| Problem details |
Gather all lines in the data that hold the string "this".

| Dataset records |
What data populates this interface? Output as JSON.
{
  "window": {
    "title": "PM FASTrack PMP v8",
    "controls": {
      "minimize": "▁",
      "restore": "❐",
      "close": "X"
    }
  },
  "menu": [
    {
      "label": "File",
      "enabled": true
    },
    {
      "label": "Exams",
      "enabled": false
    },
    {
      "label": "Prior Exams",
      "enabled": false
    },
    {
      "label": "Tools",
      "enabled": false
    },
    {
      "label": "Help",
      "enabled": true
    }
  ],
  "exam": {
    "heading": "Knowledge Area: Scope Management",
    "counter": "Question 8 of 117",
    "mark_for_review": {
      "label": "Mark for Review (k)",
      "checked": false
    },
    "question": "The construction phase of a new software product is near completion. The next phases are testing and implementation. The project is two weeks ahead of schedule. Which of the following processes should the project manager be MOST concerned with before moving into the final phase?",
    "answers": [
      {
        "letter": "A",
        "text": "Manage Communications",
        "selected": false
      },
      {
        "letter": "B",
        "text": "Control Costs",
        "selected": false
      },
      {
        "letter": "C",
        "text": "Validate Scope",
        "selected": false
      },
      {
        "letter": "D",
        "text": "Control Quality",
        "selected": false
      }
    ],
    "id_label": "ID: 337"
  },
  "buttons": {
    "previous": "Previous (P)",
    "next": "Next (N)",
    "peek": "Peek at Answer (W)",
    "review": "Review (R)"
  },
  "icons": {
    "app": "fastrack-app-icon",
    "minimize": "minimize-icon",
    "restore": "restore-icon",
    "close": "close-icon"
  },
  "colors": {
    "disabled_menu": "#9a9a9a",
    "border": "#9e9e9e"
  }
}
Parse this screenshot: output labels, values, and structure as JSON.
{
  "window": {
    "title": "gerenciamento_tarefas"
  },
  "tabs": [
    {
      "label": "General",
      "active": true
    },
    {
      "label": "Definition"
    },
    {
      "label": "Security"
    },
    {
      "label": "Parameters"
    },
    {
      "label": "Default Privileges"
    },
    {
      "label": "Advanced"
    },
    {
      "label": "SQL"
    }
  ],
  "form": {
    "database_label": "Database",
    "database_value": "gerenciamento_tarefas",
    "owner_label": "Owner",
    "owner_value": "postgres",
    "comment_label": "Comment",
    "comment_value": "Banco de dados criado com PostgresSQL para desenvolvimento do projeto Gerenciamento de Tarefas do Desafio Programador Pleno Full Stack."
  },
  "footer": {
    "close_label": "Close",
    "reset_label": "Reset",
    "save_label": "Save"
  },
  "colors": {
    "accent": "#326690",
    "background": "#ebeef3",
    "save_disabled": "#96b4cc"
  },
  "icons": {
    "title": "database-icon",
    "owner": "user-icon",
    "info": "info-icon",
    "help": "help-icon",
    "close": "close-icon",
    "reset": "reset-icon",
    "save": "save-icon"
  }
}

| Exercise response |
What data populates this interface? Output as JSON.
Parse this screenshot: output labels, values, and structure as JSON.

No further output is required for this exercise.